[Text block]
╭──

On Fri, 08 Dec 2006 16:39:24 GMT, 46erjoe
wrote:

I need to install baseboard electric heating units in two rooms I'm
refurbishing. One will need a 48" 2000 watt unit; the other a 36" 1500
watt unit.

The instructions in each box say that I will need to use a 220v
circuit with "amperage according to local code".

Both rooms are next to each other and I'm wondering if instead of
fishing two wires,


If you need to fish two wires, fish a rope or wire or strong string,
like nylon, and use it to fish each of the two electric wires. You can
use a snake to fish the string. The string only has to be twice as
long as the distance you are fishing it, so you can pull the string
back and forth and not lose the end at either end. And you can
sometimes fish in stages like an inch worm.

I can go with one 10/2 30amp circuit and have both
units branching off the main line. What might be the minimum wiring
and amp circuit? What would be safest? What's the most amperage I can
get out of a 10/2 line?

Related question: I've got tons of 12/3 wiring with ground laying
around unused. Can I turn this into, say, 10/2 by simply clamping
the black and red wires together at the panel and at the end point and
then painting the red wire with black marker pen to indicate power? I
hate to waste wire with the cost of copper these days.


So don't waste it. Give it to someone who needs it. Give it to a
friend or a store that sells the stuff.

I damaged my bathroom sink years ago -- by letting water sit in it for
days or weeks, under a sponge iirc. I thought that a porcelain sink
could hold water for months or years, but maybe my steel and enamel
sink isn't the same as porcelain. So insteaad of going to a good
plumbing supply store, I bought a replacement at a big box store that
is meant to mount on top of the counter instead of underneath, like
the original. Last night I found one that one of my neighbors has
thrown away, and it is a perfect match, and it's in perfect
condition.**

So I'm going to give away the sink I had bought. The store that I
bought the sink from is out of business, 8 years ago, Hechingers, so
I'm going to find a plumbing supply store and give it to them. I was
going to buy a new sink from them, that actually fit, and maybe try
and get some money off for giving them the sink I bought, but now I'll
just give it to them.


**Even the faucets, and the drain pipe and stopper control rod beneath
the sink I found are in perfect condition. And shiny clean. The
faucets are just like mine, so they and the sink are almost certainly
original, which means 27 years old. I don't know how anyone could be
so clean. And there aren't many people here anymore who were here
even 15 years, so it must have been two families in a row who were
clean.

Even then, have any of you ever polished the metal strip behind the
drain which raises and lowers the stopper, or even the drain pipe? I
didn't think one was supposed to clean those parts.

╰──

[Material]
╭──

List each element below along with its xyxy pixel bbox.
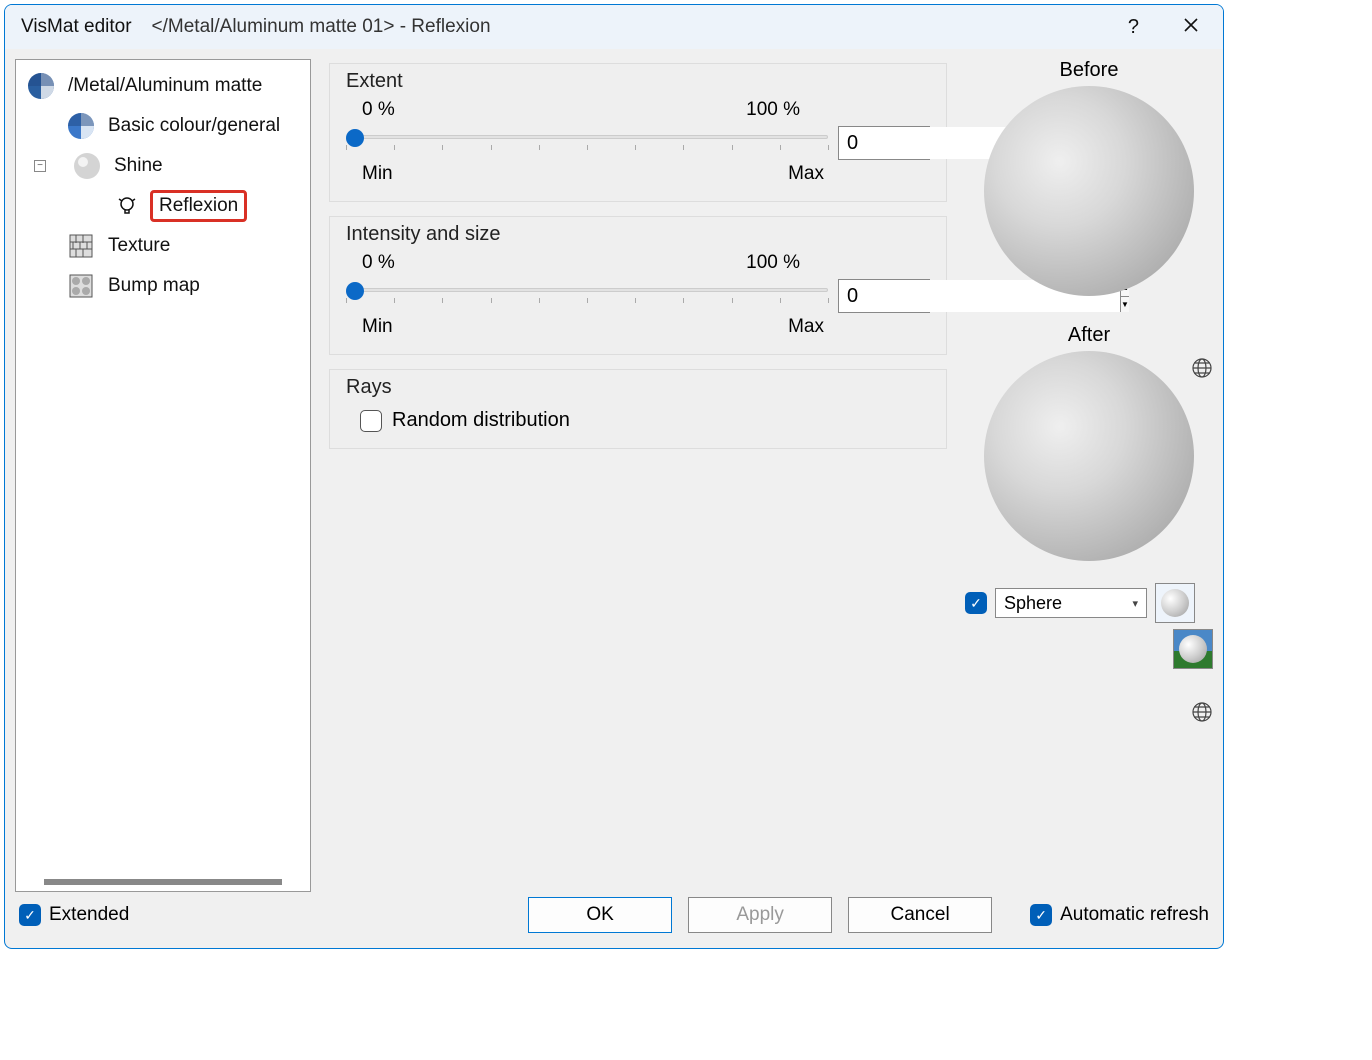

╰──

[What the task requires] In the post about baseboard heaters and a sink above, what is the name of the store where the replacement sink was bought?

[Response] Hechingers